> _Aim of the task_
Go through the data below line by line and count those containing the word "ÚJSÁG". Reply with the count only.

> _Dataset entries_
----

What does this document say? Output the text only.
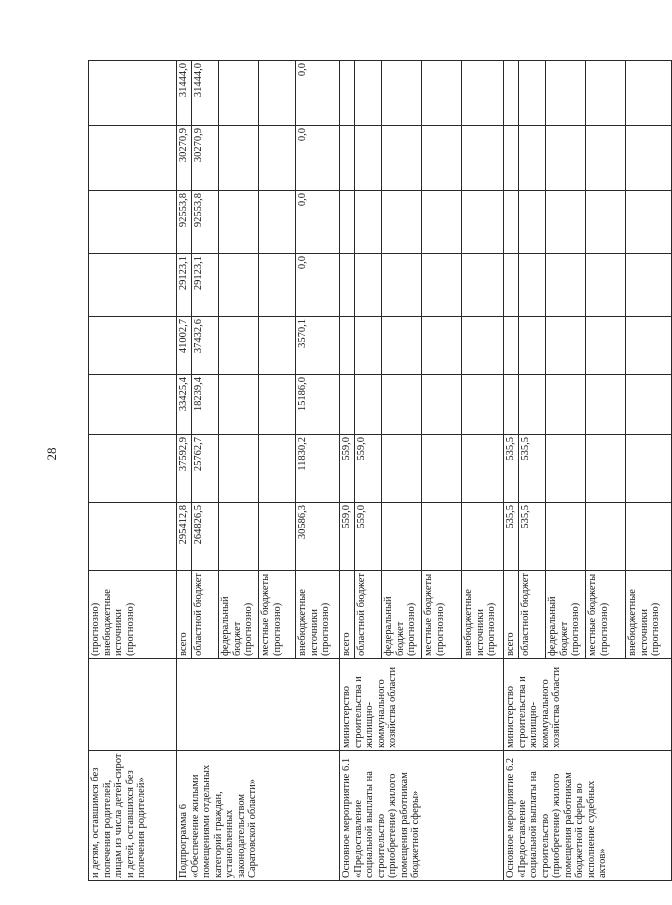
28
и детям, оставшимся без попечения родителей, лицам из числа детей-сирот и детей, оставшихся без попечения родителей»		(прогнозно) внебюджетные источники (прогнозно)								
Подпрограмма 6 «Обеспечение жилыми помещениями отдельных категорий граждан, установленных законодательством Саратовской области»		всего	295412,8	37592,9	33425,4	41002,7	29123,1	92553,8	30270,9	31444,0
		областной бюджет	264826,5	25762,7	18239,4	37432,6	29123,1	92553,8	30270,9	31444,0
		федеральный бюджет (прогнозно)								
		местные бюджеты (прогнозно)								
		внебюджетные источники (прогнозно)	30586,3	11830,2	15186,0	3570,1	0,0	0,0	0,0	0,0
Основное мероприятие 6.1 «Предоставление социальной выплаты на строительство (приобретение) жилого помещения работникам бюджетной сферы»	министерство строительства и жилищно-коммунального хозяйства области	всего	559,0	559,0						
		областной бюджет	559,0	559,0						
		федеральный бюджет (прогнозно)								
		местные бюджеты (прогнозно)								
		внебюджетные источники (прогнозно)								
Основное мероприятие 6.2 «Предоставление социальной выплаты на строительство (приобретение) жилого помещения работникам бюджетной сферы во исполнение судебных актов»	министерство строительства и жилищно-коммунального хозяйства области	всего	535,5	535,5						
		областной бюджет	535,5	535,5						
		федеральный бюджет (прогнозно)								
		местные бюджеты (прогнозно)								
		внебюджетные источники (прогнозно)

----

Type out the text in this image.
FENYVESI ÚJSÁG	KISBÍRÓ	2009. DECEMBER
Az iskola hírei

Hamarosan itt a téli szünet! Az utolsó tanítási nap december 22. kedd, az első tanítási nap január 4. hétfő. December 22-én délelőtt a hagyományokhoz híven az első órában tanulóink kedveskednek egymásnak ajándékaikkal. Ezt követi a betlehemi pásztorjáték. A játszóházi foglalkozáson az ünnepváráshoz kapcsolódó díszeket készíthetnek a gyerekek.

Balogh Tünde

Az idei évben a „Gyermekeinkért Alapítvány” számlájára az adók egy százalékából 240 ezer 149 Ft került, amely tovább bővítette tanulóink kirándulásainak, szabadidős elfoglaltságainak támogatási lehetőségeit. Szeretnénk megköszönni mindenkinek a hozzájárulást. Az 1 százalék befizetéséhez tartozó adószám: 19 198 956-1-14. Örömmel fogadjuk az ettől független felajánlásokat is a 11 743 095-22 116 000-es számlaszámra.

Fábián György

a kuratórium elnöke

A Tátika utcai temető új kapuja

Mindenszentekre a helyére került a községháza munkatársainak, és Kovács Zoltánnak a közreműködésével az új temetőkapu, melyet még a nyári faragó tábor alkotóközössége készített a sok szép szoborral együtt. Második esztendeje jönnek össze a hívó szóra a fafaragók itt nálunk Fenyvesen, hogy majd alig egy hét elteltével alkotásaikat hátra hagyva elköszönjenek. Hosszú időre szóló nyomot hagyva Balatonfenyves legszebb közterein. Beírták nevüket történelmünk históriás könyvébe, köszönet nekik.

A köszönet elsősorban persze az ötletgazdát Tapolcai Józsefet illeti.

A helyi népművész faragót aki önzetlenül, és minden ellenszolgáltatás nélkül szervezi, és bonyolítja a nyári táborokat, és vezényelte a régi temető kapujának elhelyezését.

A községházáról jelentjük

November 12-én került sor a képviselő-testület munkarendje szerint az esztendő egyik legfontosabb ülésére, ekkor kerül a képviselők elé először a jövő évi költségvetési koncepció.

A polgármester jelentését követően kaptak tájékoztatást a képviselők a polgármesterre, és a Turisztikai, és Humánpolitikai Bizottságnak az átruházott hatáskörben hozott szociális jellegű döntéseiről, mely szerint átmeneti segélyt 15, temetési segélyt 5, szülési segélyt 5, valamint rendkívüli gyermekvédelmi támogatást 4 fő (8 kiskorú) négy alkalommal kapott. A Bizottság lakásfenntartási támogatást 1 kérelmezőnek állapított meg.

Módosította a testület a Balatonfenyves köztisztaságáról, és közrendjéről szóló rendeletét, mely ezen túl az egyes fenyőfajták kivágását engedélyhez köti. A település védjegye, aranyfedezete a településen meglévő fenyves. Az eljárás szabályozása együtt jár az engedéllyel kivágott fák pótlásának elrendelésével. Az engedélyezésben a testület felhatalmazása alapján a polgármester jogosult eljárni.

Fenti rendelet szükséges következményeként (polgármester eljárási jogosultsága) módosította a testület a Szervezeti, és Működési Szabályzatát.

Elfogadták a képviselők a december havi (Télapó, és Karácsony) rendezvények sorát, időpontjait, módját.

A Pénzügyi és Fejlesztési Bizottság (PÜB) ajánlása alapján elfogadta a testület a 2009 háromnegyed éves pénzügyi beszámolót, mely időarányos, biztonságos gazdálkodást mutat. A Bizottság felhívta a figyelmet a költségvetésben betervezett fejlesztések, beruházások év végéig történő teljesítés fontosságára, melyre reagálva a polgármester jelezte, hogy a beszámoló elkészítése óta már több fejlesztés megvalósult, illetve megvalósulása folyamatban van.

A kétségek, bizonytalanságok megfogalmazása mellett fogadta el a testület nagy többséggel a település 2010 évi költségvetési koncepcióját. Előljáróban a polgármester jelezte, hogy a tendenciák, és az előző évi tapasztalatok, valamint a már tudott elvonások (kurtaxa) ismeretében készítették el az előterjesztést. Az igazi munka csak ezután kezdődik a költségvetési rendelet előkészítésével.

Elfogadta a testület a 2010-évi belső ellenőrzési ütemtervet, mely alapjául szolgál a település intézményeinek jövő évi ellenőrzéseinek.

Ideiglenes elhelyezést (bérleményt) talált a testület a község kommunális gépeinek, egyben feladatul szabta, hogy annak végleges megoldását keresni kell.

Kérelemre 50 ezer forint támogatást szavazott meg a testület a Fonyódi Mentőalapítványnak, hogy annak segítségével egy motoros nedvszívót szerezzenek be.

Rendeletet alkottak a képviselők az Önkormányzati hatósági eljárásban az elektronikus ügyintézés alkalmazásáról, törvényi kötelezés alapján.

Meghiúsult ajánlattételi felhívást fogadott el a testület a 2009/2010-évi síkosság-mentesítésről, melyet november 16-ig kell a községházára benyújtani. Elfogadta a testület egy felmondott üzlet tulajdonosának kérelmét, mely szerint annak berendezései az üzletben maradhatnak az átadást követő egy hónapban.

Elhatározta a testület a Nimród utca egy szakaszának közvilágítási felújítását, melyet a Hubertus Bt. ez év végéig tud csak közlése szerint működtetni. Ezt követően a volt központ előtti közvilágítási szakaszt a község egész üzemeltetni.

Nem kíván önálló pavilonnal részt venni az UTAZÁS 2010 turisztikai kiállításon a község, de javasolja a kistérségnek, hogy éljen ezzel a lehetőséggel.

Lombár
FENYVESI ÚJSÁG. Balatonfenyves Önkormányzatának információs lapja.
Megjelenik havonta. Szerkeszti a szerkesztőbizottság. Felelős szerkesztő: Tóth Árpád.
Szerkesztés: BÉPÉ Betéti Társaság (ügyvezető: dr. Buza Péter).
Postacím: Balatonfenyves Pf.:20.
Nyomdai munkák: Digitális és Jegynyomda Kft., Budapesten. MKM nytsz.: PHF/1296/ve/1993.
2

----

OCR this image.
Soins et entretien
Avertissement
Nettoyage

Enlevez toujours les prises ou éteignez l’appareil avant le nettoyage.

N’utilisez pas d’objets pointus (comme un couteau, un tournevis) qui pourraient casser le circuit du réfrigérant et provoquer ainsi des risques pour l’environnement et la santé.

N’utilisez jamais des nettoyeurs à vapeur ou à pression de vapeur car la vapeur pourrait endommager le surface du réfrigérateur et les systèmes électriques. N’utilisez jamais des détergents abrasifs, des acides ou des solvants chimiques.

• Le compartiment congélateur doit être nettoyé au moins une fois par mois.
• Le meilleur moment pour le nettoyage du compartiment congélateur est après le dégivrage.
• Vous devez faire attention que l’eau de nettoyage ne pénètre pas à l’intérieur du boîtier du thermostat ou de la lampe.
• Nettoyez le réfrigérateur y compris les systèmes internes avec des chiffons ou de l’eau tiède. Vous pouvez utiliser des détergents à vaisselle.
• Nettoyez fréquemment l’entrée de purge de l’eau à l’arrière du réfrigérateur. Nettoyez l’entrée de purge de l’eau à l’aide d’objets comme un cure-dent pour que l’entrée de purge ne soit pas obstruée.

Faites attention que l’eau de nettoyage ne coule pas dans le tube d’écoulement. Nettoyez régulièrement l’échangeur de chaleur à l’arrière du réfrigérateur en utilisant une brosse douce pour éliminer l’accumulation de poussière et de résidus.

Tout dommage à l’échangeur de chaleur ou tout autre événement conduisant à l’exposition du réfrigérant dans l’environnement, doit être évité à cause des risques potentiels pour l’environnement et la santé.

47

----

> _Result of the exercise_
2